Repeat all the material exactly; pictures stay out of your copy.

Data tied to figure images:
*****
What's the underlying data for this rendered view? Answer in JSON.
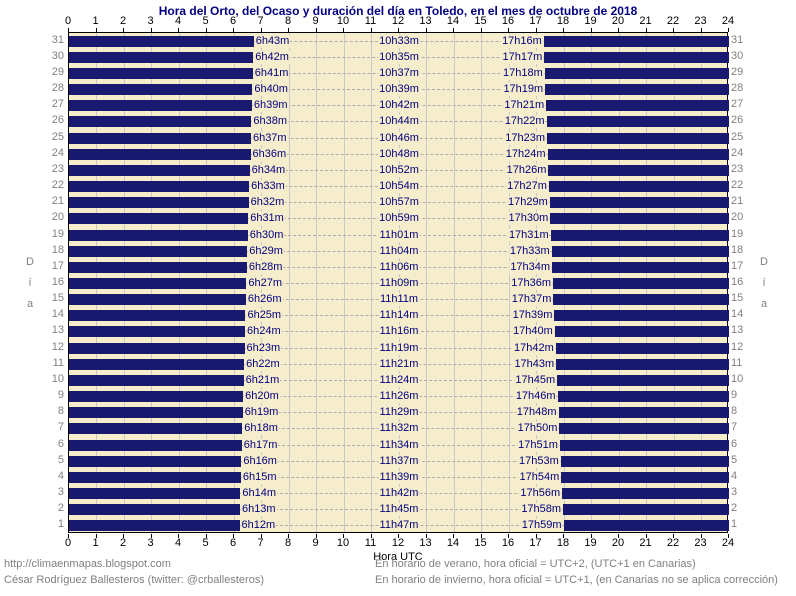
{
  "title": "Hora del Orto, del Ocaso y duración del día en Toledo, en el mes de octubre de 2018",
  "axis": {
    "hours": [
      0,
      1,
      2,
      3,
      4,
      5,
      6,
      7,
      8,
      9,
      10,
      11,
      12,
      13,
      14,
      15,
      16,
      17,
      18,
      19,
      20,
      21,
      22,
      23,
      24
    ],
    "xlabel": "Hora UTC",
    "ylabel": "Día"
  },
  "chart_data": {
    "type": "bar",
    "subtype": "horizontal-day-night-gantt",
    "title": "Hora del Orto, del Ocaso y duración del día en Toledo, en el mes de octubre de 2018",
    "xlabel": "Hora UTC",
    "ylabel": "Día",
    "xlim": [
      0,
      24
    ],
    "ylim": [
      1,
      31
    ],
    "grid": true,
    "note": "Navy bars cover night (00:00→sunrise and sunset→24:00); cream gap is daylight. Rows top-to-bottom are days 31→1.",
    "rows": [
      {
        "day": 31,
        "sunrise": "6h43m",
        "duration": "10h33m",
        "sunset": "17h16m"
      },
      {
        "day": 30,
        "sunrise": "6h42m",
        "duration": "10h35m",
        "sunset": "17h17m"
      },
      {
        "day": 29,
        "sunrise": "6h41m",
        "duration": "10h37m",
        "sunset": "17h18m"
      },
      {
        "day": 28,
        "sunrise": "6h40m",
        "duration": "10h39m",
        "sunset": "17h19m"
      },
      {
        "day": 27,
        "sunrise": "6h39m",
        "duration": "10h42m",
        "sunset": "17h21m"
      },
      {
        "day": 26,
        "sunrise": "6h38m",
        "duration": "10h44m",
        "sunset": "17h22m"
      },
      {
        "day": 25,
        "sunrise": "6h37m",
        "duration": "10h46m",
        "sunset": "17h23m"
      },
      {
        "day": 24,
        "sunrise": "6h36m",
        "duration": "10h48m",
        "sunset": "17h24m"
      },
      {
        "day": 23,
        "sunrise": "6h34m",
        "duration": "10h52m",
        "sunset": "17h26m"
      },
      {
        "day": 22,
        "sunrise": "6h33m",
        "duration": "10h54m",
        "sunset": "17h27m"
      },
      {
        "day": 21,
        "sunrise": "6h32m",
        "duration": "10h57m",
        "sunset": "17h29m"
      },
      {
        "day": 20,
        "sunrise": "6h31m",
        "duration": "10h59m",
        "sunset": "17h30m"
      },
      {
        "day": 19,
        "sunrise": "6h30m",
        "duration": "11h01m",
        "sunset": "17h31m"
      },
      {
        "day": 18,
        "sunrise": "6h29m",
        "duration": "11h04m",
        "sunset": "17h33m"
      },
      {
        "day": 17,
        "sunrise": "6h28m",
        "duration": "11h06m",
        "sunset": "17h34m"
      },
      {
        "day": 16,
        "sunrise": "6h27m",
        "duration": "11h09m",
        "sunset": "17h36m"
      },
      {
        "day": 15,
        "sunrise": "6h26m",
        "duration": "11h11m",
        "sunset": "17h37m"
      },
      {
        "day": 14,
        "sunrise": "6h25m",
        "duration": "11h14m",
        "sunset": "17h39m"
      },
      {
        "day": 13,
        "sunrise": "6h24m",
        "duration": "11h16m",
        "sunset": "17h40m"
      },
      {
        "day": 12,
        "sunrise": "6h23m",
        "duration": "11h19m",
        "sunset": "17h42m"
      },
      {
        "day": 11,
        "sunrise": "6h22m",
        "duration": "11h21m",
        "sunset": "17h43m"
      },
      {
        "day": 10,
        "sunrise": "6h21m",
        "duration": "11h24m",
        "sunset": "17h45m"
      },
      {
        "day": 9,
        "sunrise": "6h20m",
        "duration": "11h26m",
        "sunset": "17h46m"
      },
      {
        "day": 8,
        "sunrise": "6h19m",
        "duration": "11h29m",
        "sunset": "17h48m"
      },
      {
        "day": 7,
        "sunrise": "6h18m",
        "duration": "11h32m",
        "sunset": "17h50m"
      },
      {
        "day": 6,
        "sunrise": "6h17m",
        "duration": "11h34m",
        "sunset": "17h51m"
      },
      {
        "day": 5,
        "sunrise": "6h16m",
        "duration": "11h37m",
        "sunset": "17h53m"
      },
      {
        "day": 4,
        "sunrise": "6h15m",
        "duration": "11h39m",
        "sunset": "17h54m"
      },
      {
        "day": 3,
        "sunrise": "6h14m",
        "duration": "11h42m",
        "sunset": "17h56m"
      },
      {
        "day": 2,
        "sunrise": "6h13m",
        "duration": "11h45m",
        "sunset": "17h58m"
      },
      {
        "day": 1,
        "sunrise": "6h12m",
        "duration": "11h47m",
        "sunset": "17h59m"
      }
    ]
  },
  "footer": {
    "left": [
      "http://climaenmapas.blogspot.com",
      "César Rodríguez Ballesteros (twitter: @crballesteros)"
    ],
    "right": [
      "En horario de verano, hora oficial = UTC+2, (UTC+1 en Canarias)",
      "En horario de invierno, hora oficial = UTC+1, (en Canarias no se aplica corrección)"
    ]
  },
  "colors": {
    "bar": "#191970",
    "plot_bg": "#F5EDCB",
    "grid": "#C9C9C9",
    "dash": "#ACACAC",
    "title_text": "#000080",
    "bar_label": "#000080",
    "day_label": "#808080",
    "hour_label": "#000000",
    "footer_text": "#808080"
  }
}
*****
Exercise solution:
What's the underlying data for this rendered view? Answer in JSON.
{
  "title": "Hora del Orto, del Ocaso y duración del día en Toledo, en el mes de octubre de 2018",
  "axis": {
    "hours": [
      0,
      1,
      2,
      3,
      4,
      5,
      6,
      7,
      8,
      9,
      10,
      11,
      12,
      13,
      14,
      15,
      16,
      17,
      18,
      19,
      20,
      21,
      22,
      23,
      24
    ],
    "xlabel": "Hora UTC",
    "ylabel": "Día"
  },
  "chart_data": {
    "type": "bar",
    "subtype": "horizontal-day-night-gantt",
    "title": "Hora del Orto, del Ocaso y duración del día en Toledo, en el mes de octubre de 2018",
    "xlabel": "Hora UTC",
    "ylabel": "Día",
    "xlim": [
      0,
      24
    ],
    "ylim": [
      1,
      31
    ],
    "grid": true,
    "note": "Navy bars cover night (00:00→sunrise and sunset→24:00); cream gap is daylight. Rows top-to-bottom are days 31→1.",
    "rows": [
      {
        "day": 31,
        "sunrise": "6h43m",
        "duration": "10h33m",
        "sunset": "17h16m"
      },
      {
        "day": 30,
        "sunrise": "6h42m",
        "duration": "10h35m",
        "sunset": "17h17m"
      },
      {
        "day": 29,
        "sunrise": "6h41m",
        "duration": "10h37m",
        "sunset": "17h18m"
      },
      {
        "day": 28,
        "sunrise": "6h40m",
        "duration": "10h39m",
        "sunset": "17h19m"
      },
      {
        "day": 27,
        "sunrise": "6h39m",
        "duration": "10h42m",
        "sunset": "17h21m"
      },
      {
        "day": 26,
        "sunrise": "6h38m",
        "duration": "10h44m",
        "sunset": "17h22m"
      },
      {
        "day": 25,
        "sunrise": "6h37m",
        "duration": "10h46m",
        "sunset": "17h23m"
      },
      {
        "day": 24,
        "sunrise": "6h36m",
        "duration": "10h48m",
        "sunset": "17h24m"
      },
      {
        "day": 23,
        "sunrise": "6h34m",
        "duration": "10h52m",
        "sunset": "17h26m"
      },
      {
        "day": 22,
        "sunrise": "6h33m",
        "duration": "10h54m",
        "sunset": "17h27m"
      },
      {
        "day": 21,
        "sunrise": "6h32m",
        "duration": "10h57m",
        "sunset": "17h29m"
      },
      {
        "day": 20,
        "sunrise": "6h31m",
        "duration": "10h59m",
        "sunset": "17h30m"
      },
      {
        "day": 19,
        "sunrise": "6h30m",
        "duration": "11h01m",
        "sunset": "17h31m"
      },
      {
        "day": 18,
        "sunrise": "6h29m",
        "duration": "11h04m",
        "sunset": "17h33m"
      },
      {
        "day": 17,
        "sunrise": "6h28m",
        "duration": "11h06m",
        "sunset": "17h34m"
      },
      {
        "day": 16,
        "sunrise": "6h27m",
        "duration": "11h09m",
        "sunset": "17h36m"
      },
      {
        "day": 15,
        "sunrise": "6h26m",
        "duration": "11h11m",
        "sunset": "17h37m"
      },
      {
        "day": 14,
        "sunrise": "6h25m",
        "duration": "11h14m",
        "sunset": "17h39m"
      },
      {
        "day": 13,
        "sunrise": "6h24m",
        "duration": "11h16m",
        "sunset": "17h40m"
      },
      {
        "day": 12,
        "sunrise": "6h23m",
        "duration": "11h19m",
        "sunset": "17h42m"
      },
      {
        "day": 11,
        "sunrise": "6h22m",
        "duration": "11h21m",
        "sunset": "17h43m"
      },
      {
        "day": 10,
        "sunrise": "6h21m",
        "duration": "11h24m",
        "sunset": "17h45m"
      },
      {
        "day": 9,
        "sunrise": "6h20m",
        "duration": "11h26m",
        "sunset": "17h46m"
      },
      {
        "day": 8,
        "sunrise": "6h19m",
        "duration": "11h29m",
        "sunset": "17h48m"
      },
      {
        "day": 7,
        "sunrise": "6h18m",
        "duration": "11h32m",
        "sunset": "17h50m"
      },
      {
        "day": 6,
        "sunrise": "6h17m",
        "duration": "11h34m",
        "sunset": "17h51m"
      },
      {
        "day": 5,
        "sunrise": "6h16m",
        "duration": "11h37m",
        "sunset": "17h53m"
      },
      {
        "day": 4,
        "sunrise": "6h15m",
        "duration": "11h39m",
        "sunset": "17h54m"
      },
      {
        "day": 3,
        "sunrise": "6h14m",
        "duration": "11h42m",
        "sunset": "17h56m"
      },
      {
        "day": 2,
        "sunrise": "6h13m",
        "duration": "11h45m",
        "sunset": "17h58m"
      },
      {
        "day": 1,
        "sunrise": "6h12m",
        "duration": "11h47m",
        "sunset": "17h59m"
      }
    ]
  },
  "footer": {
    "left": [
      "http://climaenmapas.blogspot.com",
      "César Rodríguez Ballesteros (twitter: @crballesteros)"
    ],
    "right": [
      "En horario de verano, hora oficial = UTC+2, (UTC+1 en Canarias)",
      "En horario de invierno, hora oficial = UTC+1, (en Canarias no se aplica corrección)"
    ]
  },
  "colors": {
    "bar": "#191970",
    "plot_bg": "#F5EDCB",
    "grid": "#C9C9C9",
    "dash": "#ACACAC",
    "title_text": "#000080",
    "bar_label": "#000080",
    "day_label": "#808080",
    "hour_label": "#000000",
    "footer_text": "#808080"
  }
}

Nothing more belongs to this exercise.